═════ Records to process

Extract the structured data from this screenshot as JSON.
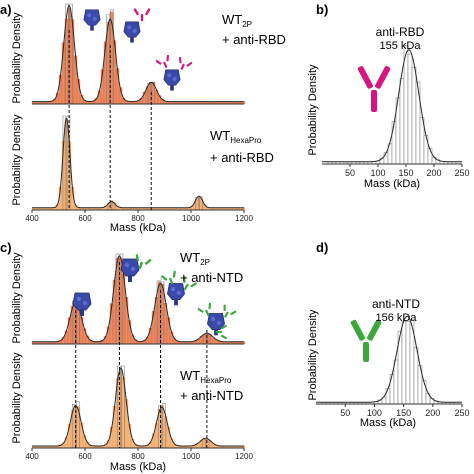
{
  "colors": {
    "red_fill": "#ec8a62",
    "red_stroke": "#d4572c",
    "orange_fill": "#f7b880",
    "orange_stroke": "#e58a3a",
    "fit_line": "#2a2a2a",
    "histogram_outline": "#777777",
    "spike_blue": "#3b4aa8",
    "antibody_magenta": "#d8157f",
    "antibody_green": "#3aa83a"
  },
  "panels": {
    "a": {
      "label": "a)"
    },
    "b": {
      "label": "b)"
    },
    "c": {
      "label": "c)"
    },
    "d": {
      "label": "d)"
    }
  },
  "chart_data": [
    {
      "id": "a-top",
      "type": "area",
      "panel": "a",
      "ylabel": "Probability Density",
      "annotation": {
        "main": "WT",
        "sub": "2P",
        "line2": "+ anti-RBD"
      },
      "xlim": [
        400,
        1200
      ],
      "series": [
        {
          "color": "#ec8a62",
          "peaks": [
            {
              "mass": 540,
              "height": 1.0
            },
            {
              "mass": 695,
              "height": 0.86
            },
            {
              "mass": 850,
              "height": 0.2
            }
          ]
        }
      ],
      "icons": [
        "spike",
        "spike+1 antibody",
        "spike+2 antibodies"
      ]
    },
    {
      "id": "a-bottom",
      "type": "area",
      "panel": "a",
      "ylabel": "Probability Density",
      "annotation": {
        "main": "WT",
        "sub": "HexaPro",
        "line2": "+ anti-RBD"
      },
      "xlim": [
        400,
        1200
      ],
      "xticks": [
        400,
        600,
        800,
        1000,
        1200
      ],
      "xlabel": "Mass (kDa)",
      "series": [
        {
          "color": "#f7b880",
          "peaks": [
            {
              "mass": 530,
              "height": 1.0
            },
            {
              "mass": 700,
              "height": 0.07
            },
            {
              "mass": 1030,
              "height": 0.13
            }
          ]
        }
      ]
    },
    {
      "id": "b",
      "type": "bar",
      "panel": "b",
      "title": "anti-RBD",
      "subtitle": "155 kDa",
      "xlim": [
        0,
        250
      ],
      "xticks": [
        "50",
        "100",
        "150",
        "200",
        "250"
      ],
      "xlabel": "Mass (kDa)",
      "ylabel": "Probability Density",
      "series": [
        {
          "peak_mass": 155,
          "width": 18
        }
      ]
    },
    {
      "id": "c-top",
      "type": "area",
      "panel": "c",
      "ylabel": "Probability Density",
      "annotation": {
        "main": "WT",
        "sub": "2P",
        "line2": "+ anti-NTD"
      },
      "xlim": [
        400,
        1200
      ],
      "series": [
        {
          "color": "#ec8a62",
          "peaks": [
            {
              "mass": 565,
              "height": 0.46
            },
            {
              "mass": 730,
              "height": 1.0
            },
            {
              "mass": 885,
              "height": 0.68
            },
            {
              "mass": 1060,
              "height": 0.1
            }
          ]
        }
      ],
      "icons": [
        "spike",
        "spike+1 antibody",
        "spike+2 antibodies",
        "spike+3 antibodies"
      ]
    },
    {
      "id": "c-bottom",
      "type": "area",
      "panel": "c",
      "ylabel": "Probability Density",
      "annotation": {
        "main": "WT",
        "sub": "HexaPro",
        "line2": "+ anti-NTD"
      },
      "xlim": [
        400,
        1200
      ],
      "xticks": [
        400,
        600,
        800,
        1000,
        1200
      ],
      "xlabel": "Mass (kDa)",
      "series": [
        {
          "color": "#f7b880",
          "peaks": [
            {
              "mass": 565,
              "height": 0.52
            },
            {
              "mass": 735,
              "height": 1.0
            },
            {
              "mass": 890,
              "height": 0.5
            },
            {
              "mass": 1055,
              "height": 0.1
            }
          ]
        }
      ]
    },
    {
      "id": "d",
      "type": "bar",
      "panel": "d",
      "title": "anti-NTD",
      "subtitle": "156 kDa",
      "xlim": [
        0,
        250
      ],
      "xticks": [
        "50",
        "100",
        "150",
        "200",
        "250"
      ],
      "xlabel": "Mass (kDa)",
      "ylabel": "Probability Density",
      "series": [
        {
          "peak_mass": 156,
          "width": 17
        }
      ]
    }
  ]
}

══════════

Task to carry out => Give every record again without changing a word. Exclude the pictures.

Response =>
Extract the structured data from this screenshot as JSON.
{
  "colors": {
    "red_fill": "#ec8a62",
    "red_stroke": "#d4572c",
    "orange_fill": "#f7b880",
    "orange_stroke": "#e58a3a",
    "fit_line": "#2a2a2a",
    "histogram_outline": "#777777",
    "spike_blue": "#3b4aa8",
    "antibody_magenta": "#d8157f",
    "antibody_green": "#3aa83a"
  },
  "panels": {
    "a": {
      "label": "a)"
    },
    "b": {
      "label": "b)"
    },
    "c": {
      "label": "c)"
    },
    "d": {
      "label": "d)"
    }
  },
  "chart_data": [
    {
      "id": "a-top",
      "type": "area",
      "panel": "a",
      "ylabel": "Probability Density",
      "annotation": {
        "main": "WT",
        "sub": "2P",
        "line2": "+ anti-RBD"
      },
      "xlim": [
        400,
        1200
      ],
      "series": [
        {
          "color": "#ec8a62",
          "peaks": [
            {
              "mass": 540,
              "height": 1.0
            },
            {
              "mass": 695,
              "height": 0.86
            },
            {
              "mass": 850,
              "height": 0.2
            }
          ]
        }
      ],
      "icons": [
        "spike",
        "spike+1 antibody",
        "spike+2 antibodies"
      ]
    },
    {
      "id": "a-bottom",
      "type": "area",
      "panel": "a",
      "ylabel": "Probability Density",
      "annotation": {
        "main": "WT",
        "sub": "HexaPro",
        "line2": "+ anti-RBD"
      },
      "xlim": [
        400,
        1200
      ],
      "xticks": [
        400,
        600,
        800,
        1000,
        1200
      ],
      "xlabel": "Mass (kDa)",
      "series": [
        {
          "color": "#f7b880",
          "peaks": [
            {
              "mass": 530,
              "height": 1.0
            },
            {
              "mass": 700,
              "height": 0.07
            },
            {
              "mass": 1030,
              "height": 0.13
            }
          ]
        }
      ]
    },
    {
      "id": "b",
      "type": "bar",
      "panel": "b",
      "title": "anti-RBD",
      "subtitle": "155 kDa",
      "xlim": [
        0,
        250
      ],
      "xticks": [
        "50",
        "100",
        "150",
        "200",
        "250"
      ],
      "xlabel": "Mass (kDa)",
      "ylabel": "Probability Density",
      "series": [
        {
          "peak_mass": 155,
          "width": 18
        }
      ]
    },
    {
      "id": "c-top",
      "type": "area",
      "panel": "c",
      "ylabel": "Probability Density",
      "annotation": {
        "main": "WT",
        "sub": "2P",
        "line2": "+ anti-NTD"
      },
      "xlim": [
        400,
        1200
      ],
      "series": [
        {
          "color": "#ec8a62",
          "peaks": [
            {
              "mass": 565,
              "height": 0.46
            },
            {
              "mass": 730,
              "height": 1.0
            },
            {
              "mass": 885,
              "height": 0.68
            },
            {
              "mass": 1060,
              "height": 0.1
            }
          ]
        }
      ],
      "icons": [
        "spike",
        "spike+1 antibody",
        "spike+2 antibodies",
        "spike+3 antibodies"
      ]
    },
    {
      "id": "c-bottom",
      "type": "area",
      "panel": "c",
      "ylabel": "Probability Density",
      "annotation": {
        "main": "WT",
        "sub": "HexaPro",
        "line2": "+ anti-NTD"
      },
      "xlim": [
        400,
        1200
      ],
      "xticks": [
        400,
        600,
        800,
        1000,
        1200
      ],
      "xlabel": "Mass (kDa)",
      "series": [
        {
          "color": "#f7b880",
          "peaks": [
            {
              "mass": 565,
              "height": 0.52
            },
            {
              "mass": 735,
              "height": 1.0
            },
            {
              "mass": 890,
              "height": 0.5
            },
            {
              "mass": 1055,
              "height": 0.1
            }
          ]
        }
      ]
    },
    {
      "id": "d",
      "type": "bar",
      "panel": "d",
      "title": "anti-NTD",
      "subtitle": "156 kDa",
      "xlim": [
        0,
        250
      ],
      "xticks": [
        "50",
        "100",
        "150",
        "200",
        "250"
      ],
      "xlabel": "Mass (kDa)",
      "ylabel": "Probability Density",
      "series": [
        {
          "peak_mass": 156,
          "width": 17
        }
      ]
    }
  ]
}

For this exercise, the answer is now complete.